▶ DIRECTION:
Report how many lines hold the string "căror". Give the number and nothing else.

Saved data entries
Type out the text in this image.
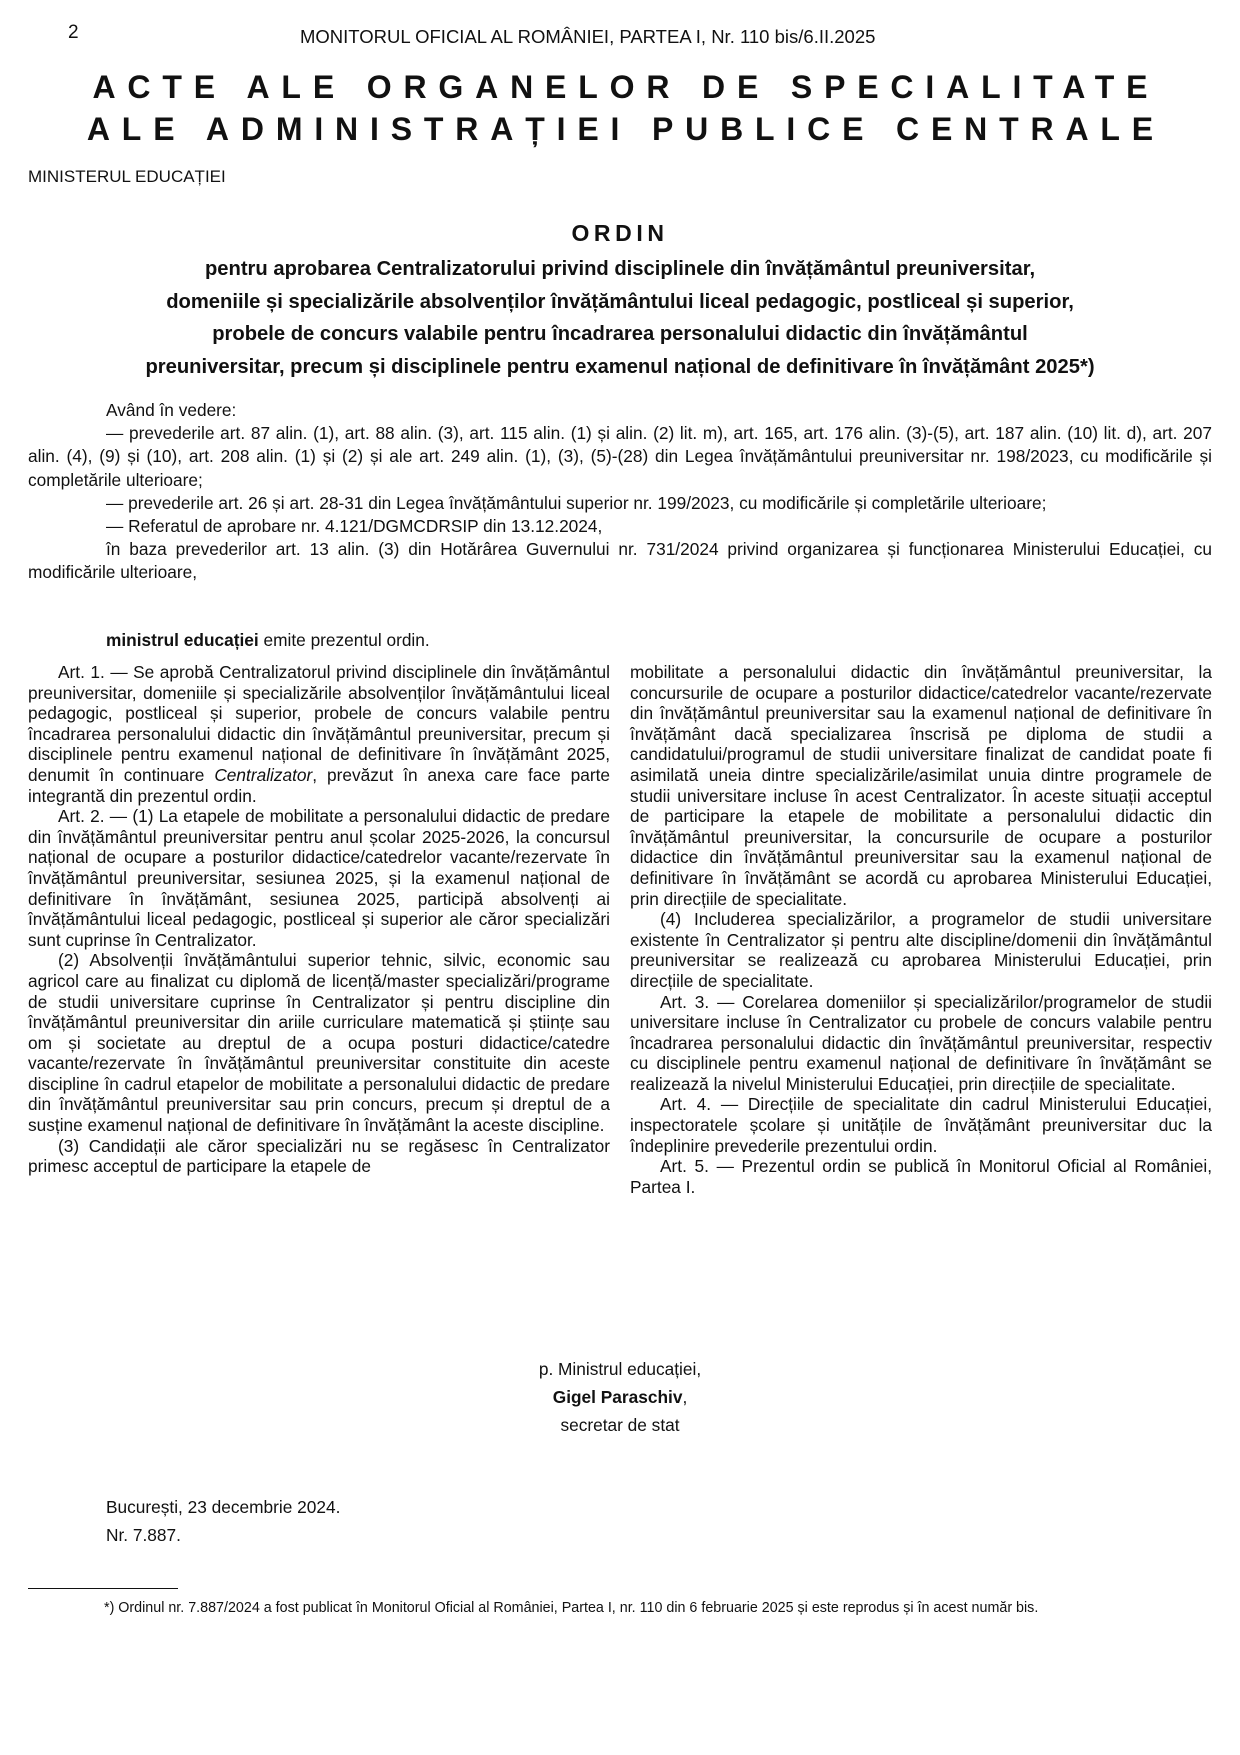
2	MONITORUL OFICIAL AL ROMÂNIEI, PARTEA I, Nr. 110 bis/6.II.2025
ACTE ALE ORGANELOR DE SPECIALITATE
ALE ADMINISTRAȚIEI PUBLICE CENTRALE
MINISTERUL EDUCAȚIEI
ORDIN
pentru aprobarea Centralizatorului privind disciplinele din învățământul preuniversitar,
domeniile și specializările absolvenților învățământului liceal pedagogic, postliceal și superior,
probele de concurs valabile pentru încadrarea personalului didactic din învățământul
preuniversitar, precum și disciplinele pentru examenul național de definitivare în învățământ 2025*)

Având în vedere:

— prevederile art. 87 alin. (1), art. 88 alin. (3), art. 115 alin. (1) și alin. (2) lit. m), art. 165, art. 176 alin. (3)-(5), art. 187 alin. (10) lit. d), art. 207 alin. (4), (9) și (10), art. 208 alin. (1) și (2) și ale art. 249 alin. (1), (3), (5)-(28) din Legea învățământului preuniversitar nr. 198/2023, cu modificările și completările ulterioare;

— prevederile art. 26 și art. 28-31 din Legea învățământului superior nr. 199/2023, cu modificările și completările ulterioare;

— Referatul de aprobare nr. 4.121/DGMCDRSIP din 13.12.2024,

în baza prevederilor art. 13 alin. (3) din Hotărârea Guvernului nr. 731/2024 privind organizarea și funcționarea Ministerului Educației, cu modificările ulterioare,

ministrul educației emite prezentul ordin.

Art. 1. — Se aprobă Centralizatorul privind disciplinele din învățământul preuniversitar, domeniile și specializările absolvenților învățământului liceal pedagogic, postliceal și superior, probele de concurs valabile pentru încadrarea personalului didactic din învățământul preuniversitar, precum și disciplinele pentru examenul național de definitivare în învățământ 2025, denumit în continuare Centralizator, prevăzut în anexa care face parte integrantă din prezentul ordin.

Art. 2. — (1) La etapele de mobilitate a personalului didactic de predare din învățământul preuniversitar pentru anul școlar 2025-2026, la concursul național de ocupare a posturilor didactice/catedrelor vacante/rezervate în învățământul preuniversitar, sesiunea 2025, și la examenul național de definitivare în învățământ, sesiunea 2025, participă absolvenți ai învățământului liceal pedagogic, postliceal și superior ale căror specializări sunt cuprinse în Centralizator.

(2) Absolvenții învățământului superior tehnic, silvic, economic sau agricol care au finalizat cu diplomă de licență/master specializări/programe de studii universitare cuprinse în Centralizator și pentru discipline din învățământul preuniversitar din ariile curriculare matematică și științe sau om și societate au dreptul de a ocupa posturi didactice/catedre vacante/rezervate în învățământul preuniversitar constituite din aceste discipline în cadrul etapelor de mobilitate a personalului didactic de predare din învățământul preuniversitar sau prin concurs, precum și dreptul de a susține examenul național de definitivare în învățământ la aceste discipline.

(3) Candidații ale căror specializări nu se regăsesc în Centralizator primesc acceptul de participare la etapele de

mobilitate a personalului didactic din învățământul preuniversitar, la concursurile de ocupare a posturilor didactice/catedrelor vacante/rezervate din învățământul preuniversitar sau la examenul național de definitivare în învățământ dacă specializarea înscrisă pe diploma de studii a candidatului/programul de studii universitare finalizat de candidat poate fi asimilată uneia dintre specializările/asimilat unuia dintre programele de studii universitare incluse în acest Centralizator. În aceste situații acceptul de participare la etapele de mobilitate a personalului didactic din învățământul preuniversitar, la concursurile de ocupare a posturilor didactice din învățământul preuniversitar sau la examenul național de definitivare în învățământ se acordă cu aprobarea Ministerului Educației, prin direcțiile de specialitate.

(4) Includerea specializărilor, a programelor de studii universitare existente în Centralizator și pentru alte discipline/domenii din învățământul preuniversitar se realizează cu aprobarea Ministerului Educației, prin direcțiile de specialitate.

Art. 3. — Corelarea domeniilor și specializărilor/programelor de studii universitare incluse în Centralizator cu probele de concurs valabile pentru încadrarea personalului didactic din învățământul preuniversitar, respectiv cu disciplinele pentru examenul național de definitivare în învățământ se realizează la nivelul Ministerului Educației, prin direcțiile de specialitate.

Art. 4. — Direcțiile de specialitate din cadrul Ministerului Educației, inspectoratele școlare și unitățile de învățământ preuniversitar duc la îndeplinire prevederile prezentului ordin.

Art. 5. — Prezentul ordin se publică în Monitorul Oficial al României, Partea I.

p. Ministrul educației,
Gigel Paraschiv,
secretar de stat
București, 23 decembrie 2024.
Nr. 7.887.
*) Ordinul nr. 7.887/2024 a fost publicat în Monitorul Oficial al României, Partea I, nr. 110 din 6 februarie 2025 și este reprodus și în acest număr bis.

▶ OUTPUT BELOW:
2